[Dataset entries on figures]

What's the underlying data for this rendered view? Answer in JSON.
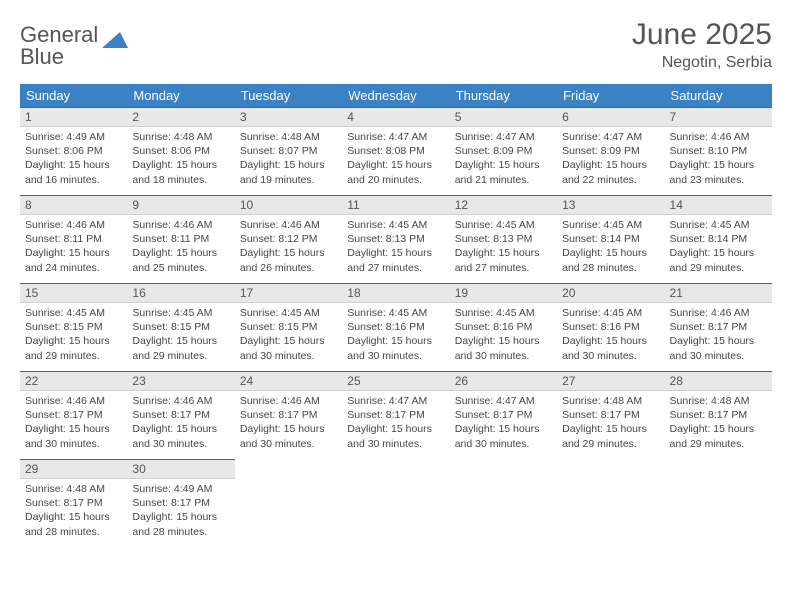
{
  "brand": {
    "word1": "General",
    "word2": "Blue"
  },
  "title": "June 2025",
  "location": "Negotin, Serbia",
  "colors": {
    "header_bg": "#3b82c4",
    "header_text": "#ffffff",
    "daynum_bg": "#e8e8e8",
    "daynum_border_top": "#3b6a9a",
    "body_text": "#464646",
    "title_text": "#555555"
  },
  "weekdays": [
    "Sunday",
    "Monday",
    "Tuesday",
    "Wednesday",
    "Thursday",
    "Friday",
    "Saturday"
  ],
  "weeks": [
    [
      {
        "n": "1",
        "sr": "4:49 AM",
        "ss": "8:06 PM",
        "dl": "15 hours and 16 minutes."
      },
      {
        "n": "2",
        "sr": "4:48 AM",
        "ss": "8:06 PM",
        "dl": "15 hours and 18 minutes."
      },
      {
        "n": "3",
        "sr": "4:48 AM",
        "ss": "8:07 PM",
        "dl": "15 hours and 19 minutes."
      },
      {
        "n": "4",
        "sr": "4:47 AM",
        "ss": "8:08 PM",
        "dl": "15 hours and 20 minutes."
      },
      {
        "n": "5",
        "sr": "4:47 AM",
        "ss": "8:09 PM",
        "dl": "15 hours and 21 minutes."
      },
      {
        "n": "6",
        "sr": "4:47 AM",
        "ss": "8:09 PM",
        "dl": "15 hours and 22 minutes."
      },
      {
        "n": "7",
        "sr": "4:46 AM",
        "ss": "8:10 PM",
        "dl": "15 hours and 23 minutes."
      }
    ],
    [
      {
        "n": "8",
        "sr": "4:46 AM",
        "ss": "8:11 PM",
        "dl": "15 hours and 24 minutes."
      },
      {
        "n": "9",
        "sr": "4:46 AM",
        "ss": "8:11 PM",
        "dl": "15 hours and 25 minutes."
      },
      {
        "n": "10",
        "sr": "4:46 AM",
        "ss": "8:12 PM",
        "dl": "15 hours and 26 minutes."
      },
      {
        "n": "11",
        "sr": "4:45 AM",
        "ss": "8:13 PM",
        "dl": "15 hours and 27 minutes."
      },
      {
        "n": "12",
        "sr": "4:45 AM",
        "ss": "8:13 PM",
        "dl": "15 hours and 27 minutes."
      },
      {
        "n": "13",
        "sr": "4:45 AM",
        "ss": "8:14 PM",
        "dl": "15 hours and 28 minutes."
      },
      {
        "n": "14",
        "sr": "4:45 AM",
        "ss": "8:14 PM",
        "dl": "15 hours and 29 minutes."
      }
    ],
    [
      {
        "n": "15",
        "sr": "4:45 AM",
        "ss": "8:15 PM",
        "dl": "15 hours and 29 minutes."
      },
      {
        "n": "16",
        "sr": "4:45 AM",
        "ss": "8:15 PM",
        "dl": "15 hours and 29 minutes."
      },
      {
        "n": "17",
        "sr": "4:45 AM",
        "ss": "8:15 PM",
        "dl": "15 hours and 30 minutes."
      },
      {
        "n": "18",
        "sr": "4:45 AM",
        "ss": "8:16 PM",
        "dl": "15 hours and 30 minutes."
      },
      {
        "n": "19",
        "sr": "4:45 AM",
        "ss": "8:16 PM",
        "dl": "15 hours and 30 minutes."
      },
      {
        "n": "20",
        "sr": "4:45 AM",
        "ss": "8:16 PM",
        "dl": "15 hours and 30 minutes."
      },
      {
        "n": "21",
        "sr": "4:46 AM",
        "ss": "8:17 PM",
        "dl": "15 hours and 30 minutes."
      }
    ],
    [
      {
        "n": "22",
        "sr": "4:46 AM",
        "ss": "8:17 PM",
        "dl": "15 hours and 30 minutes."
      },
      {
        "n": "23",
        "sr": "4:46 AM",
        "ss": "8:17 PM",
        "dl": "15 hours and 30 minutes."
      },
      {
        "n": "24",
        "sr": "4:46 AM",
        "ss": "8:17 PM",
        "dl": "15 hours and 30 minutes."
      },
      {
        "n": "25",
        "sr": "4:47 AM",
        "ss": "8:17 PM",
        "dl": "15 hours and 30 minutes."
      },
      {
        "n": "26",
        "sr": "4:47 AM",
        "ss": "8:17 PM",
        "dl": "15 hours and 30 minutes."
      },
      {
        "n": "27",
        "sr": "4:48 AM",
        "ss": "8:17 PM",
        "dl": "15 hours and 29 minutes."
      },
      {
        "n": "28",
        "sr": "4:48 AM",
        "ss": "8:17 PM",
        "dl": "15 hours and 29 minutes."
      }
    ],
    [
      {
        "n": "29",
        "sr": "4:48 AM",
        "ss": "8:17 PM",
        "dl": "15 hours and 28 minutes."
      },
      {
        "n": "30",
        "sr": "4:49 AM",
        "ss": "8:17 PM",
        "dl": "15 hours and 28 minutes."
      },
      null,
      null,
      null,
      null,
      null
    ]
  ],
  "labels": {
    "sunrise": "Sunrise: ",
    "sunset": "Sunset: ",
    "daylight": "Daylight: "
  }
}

- [Given task]
Each record must be quoted in full and exactly. Do not include the pictures.

- [Result of this exercise]
What's the underlying data for this rendered view? Answer in JSON.
{
  "brand": {
    "word1": "General",
    "word2": "Blue"
  },
  "title": "June 2025",
  "location": "Negotin, Serbia",
  "colors": {
    "header_bg": "#3b82c4",
    "header_text": "#ffffff",
    "daynum_bg": "#e8e8e8",
    "daynum_border_top": "#3b6a9a",
    "body_text": "#464646",
    "title_text": "#555555"
  },
  "weekdays": [
    "Sunday",
    "Monday",
    "Tuesday",
    "Wednesday",
    "Thursday",
    "Friday",
    "Saturday"
  ],
  "weeks": [
    [
      {
        "n": "1",
        "sr": "4:49 AM",
        "ss": "8:06 PM",
        "dl": "15 hours and 16 minutes."
      },
      {
        "n": "2",
        "sr": "4:48 AM",
        "ss": "8:06 PM",
        "dl": "15 hours and 18 minutes."
      },
      {
        "n": "3",
        "sr": "4:48 AM",
        "ss": "8:07 PM",
        "dl": "15 hours and 19 minutes."
      },
      {
        "n": "4",
        "sr": "4:47 AM",
        "ss": "8:08 PM",
        "dl": "15 hours and 20 minutes."
      },
      {
        "n": "5",
        "sr": "4:47 AM",
        "ss": "8:09 PM",
        "dl": "15 hours and 21 minutes."
      },
      {
        "n": "6",
        "sr": "4:47 AM",
        "ss": "8:09 PM",
        "dl": "15 hours and 22 minutes."
      },
      {
        "n": "7",
        "sr": "4:46 AM",
        "ss": "8:10 PM",
        "dl": "15 hours and 23 minutes."
      }
    ],
    [
      {
        "n": "8",
        "sr": "4:46 AM",
        "ss": "8:11 PM",
        "dl": "15 hours and 24 minutes."
      },
      {
        "n": "9",
        "sr": "4:46 AM",
        "ss": "8:11 PM",
        "dl": "15 hours and 25 minutes."
      },
      {
        "n": "10",
        "sr": "4:46 AM",
        "ss": "8:12 PM",
        "dl": "15 hours and 26 minutes."
      },
      {
        "n": "11",
        "sr": "4:45 AM",
        "ss": "8:13 PM",
        "dl": "15 hours and 27 minutes."
      },
      {
        "n": "12",
        "sr": "4:45 AM",
        "ss": "8:13 PM",
        "dl": "15 hours and 27 minutes."
      },
      {
        "n": "13",
        "sr": "4:45 AM",
        "ss": "8:14 PM",
        "dl": "15 hours and 28 minutes."
      },
      {
        "n": "14",
        "sr": "4:45 AM",
        "ss": "8:14 PM",
        "dl": "15 hours and 29 minutes."
      }
    ],
    [
      {
        "n": "15",
        "sr": "4:45 AM",
        "ss": "8:15 PM",
        "dl": "15 hours and 29 minutes."
      },
      {
        "n": "16",
        "sr": "4:45 AM",
        "ss": "8:15 PM",
        "dl": "15 hours and 29 minutes."
      },
      {
        "n": "17",
        "sr": "4:45 AM",
        "ss": "8:15 PM",
        "dl": "15 hours and 30 minutes."
      },
      {
        "n": "18",
        "sr": "4:45 AM",
        "ss": "8:16 PM",
        "dl": "15 hours and 30 minutes."
      },
      {
        "n": "19",
        "sr": "4:45 AM",
        "ss": "8:16 PM",
        "dl": "15 hours and 30 minutes."
      },
      {
        "n": "20",
        "sr": "4:45 AM",
        "ss": "8:16 PM",
        "dl": "15 hours and 30 minutes."
      },
      {
        "n": "21",
        "sr": "4:46 AM",
        "ss": "8:17 PM",
        "dl": "15 hours and 30 minutes."
      }
    ],
    [
      {
        "n": "22",
        "sr": "4:46 AM",
        "ss": "8:17 PM",
        "dl": "15 hours and 30 minutes."
      },
      {
        "n": "23",
        "sr": "4:46 AM",
        "ss": "8:17 PM",
        "dl": "15 hours and 30 minutes."
      },
      {
        "n": "24",
        "sr": "4:46 AM",
        "ss": "8:17 PM",
        "dl": "15 hours and 30 minutes."
      },
      {
        "n": "25",
        "sr": "4:47 AM",
        "ss": "8:17 PM",
        "dl": "15 hours and 30 minutes."
      },
      {
        "n": "26",
        "sr": "4:47 AM",
        "ss": "8:17 PM",
        "dl": "15 hours and 30 minutes."
      },
      {
        "n": "27",
        "sr": "4:48 AM",
        "ss": "8:17 PM",
        "dl": "15 hours and 29 minutes."
      },
      {
        "n": "28",
        "sr": "4:48 AM",
        "ss": "8:17 PM",
        "dl": "15 hours and 29 minutes."
      }
    ],
    [
      {
        "n": "29",
        "sr": "4:48 AM",
        "ss": "8:17 PM",
        "dl": "15 hours and 28 minutes."
      },
      {
        "n": "30",
        "sr": "4:49 AM",
        "ss": "8:17 PM",
        "dl": "15 hours and 28 minutes."
      },
      null,
      null,
      null,
      null,
      null
    ]
  ],
  "labels": {
    "sunrise": "Sunrise: ",
    "sunset": "Sunset: ",
    "daylight": "Daylight: "
  }
}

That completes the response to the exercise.